In the records below, find each line containing the word "rekrutacyjnego" and copy it.

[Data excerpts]
--- begin ---

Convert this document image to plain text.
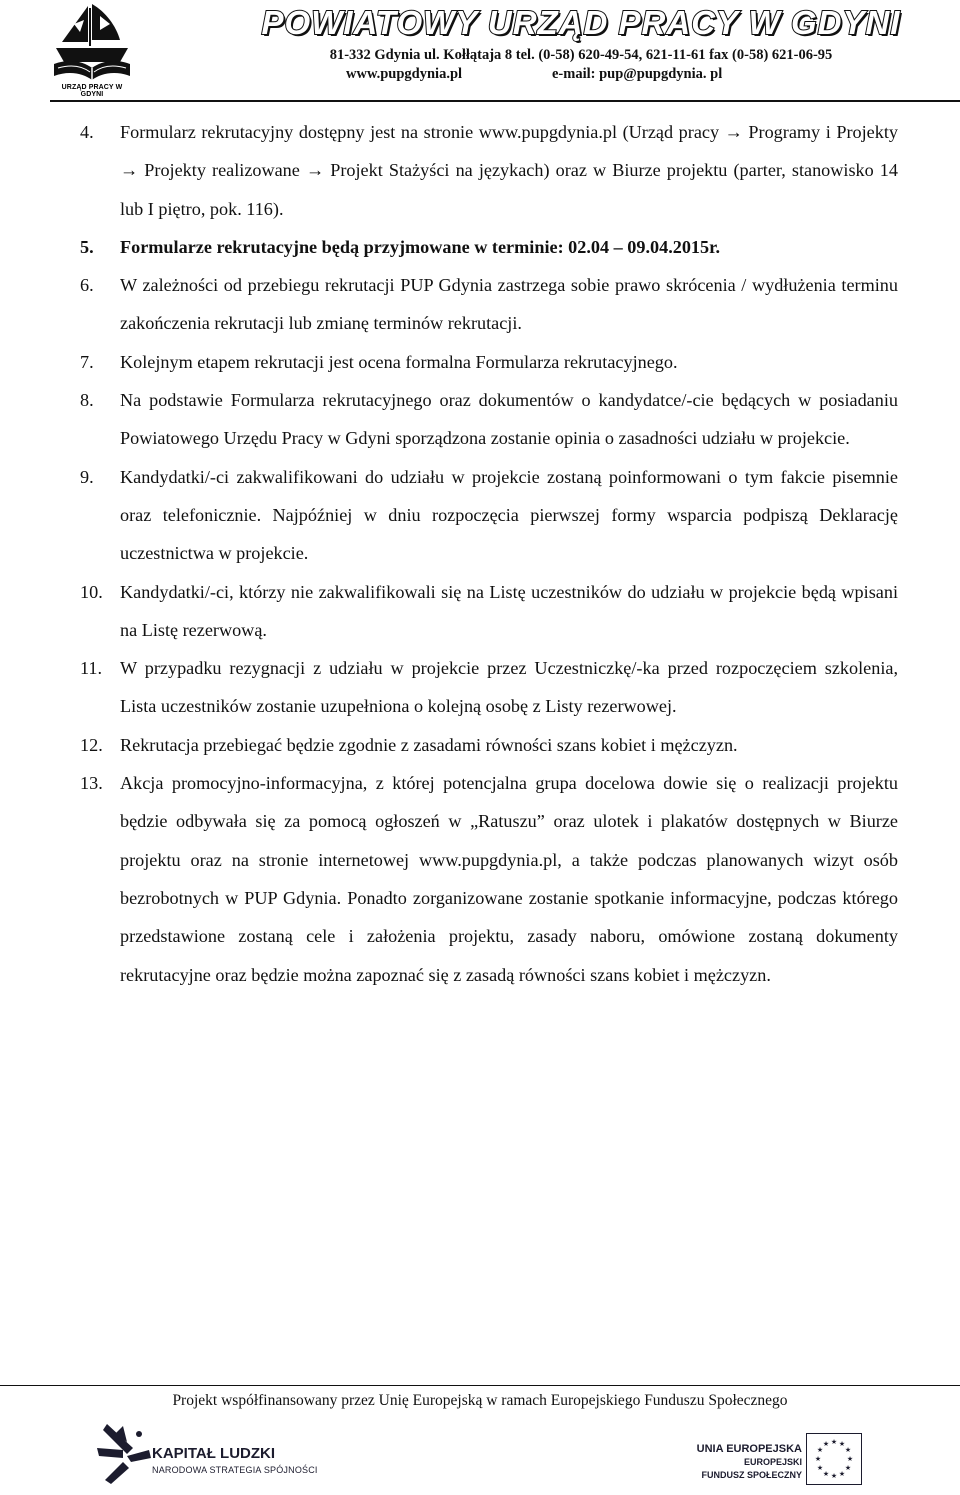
URZĄD PRACY W GDYNI
POWIATOWY URZĄD PRACY W GDYNI
81-332 Gdynia ul. Kołłątaja 8 tel. (0-58) 620-49-54, 621-11-61 fax (0-58) 621-06-95
www.pupgdynia.pl	e-mail: pup@pupgdynia. pl
4. Formularz rekrutacyjny dostępny jest na stronie www.pupgdynia.pl (Urząd pracy → Programy i Projekty → Projekty realizowane → Projekt Stażyści na językach) oraz w Biurze projektu (parter, stanowisko 14 lub I piętro, pok. 116).
5. Formularze rekrutacyjne będą przyjmowane w terminie: 02.04 – 09.04.2015r.
6. W zależności od przebiegu rekrutacji PUP Gdynia zastrzega sobie prawo skrócenia / wydłużenia terminu zakończenia rekrutacji lub zmianę terminów rekrutacji.
7. Kolejnym etapem rekrutacji jest ocena formalna Formularza rekrutacyjnego.
8. Na podstawie Formularza rekrutacyjnego oraz dokumentów o kandydatce/-cie będących w posiadaniu Powiatowego Urzędu Pracy w Gdyni sporządzona zostanie opinia o zasadności udziału w projekcie.
9. Kandydatki/-ci zakwalifikowani do udziału w projekcie zostaną poinformowani o tym fakcie pisemnie oraz telefonicznie. Najpóźniej w dniu rozpoczęcia pierwszej formy wsparcia podpiszą Deklarację uczestnictwa w projekcie.
10. Kandydatki/-ci, którzy nie zakwalifikowali się na Listę uczestników do udziału w projekcie będą wpisani na Listę rezerwową.
11. W przypadku rezygnacji z udziału w projekcie przez Uczestniczkę/-ka przed rozpoczęciem szkolenia, Lista uczestników zostanie uzupełniona o kolejną osobę z Listy rezerwowej.
12. Rekrutacja przebiegać będzie zgodnie z zasadami równości szans kobiet i mężczyzn.
13. Akcja promocyjno-informacyjna, z której potencjalna grupa docelowa dowie się o realizacji projektu będzie odbywała się za pomocą ogłoszeń w „Ratuszu” oraz ulotek i plakatów dostępnych w Biurze projektu oraz na stronie internetowej www.pupgdynia.pl, a także podczas planowanych wizyt osób bezrobotnych w PUP Gdynia. Ponadto zorganizowane zostanie spotkanie informacyjne, podczas którego przedstawione zostaną cele i założenia projektu, zasady naboru, omówione zostaną dokumenty rekrutacyjne oraz będzie można zapoznać się z zasadą równości szans kobiet i mężczyzn.
Projekt współfinansowany przez Unię Europejską w ramach Europejskiego Funduszu Społecznego
KAPITAŁ LUDZKI
NARODOWA STRATEGIA SPÓJNOŚCI
UNIA EUROPEJSKA
EUROPEJSKI
FUNDUSZ SPOŁECZNY
★ ★
★
★
★
★
★
★
★
★
★
★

--- end ---

- [Answer for the task]
7. Kolejnym etapem rekrutacji jest ocena formalna Formularza rekrutacyjnego.
8. Na podstawie Formularza rekrutacyjnego oraz dokumentów o kandydatce/-cie będących w posiadaniu Powiatowego Urzędu Pracy w Gdyni sporządzona zostanie opinia o zasadności udziału w projekcie.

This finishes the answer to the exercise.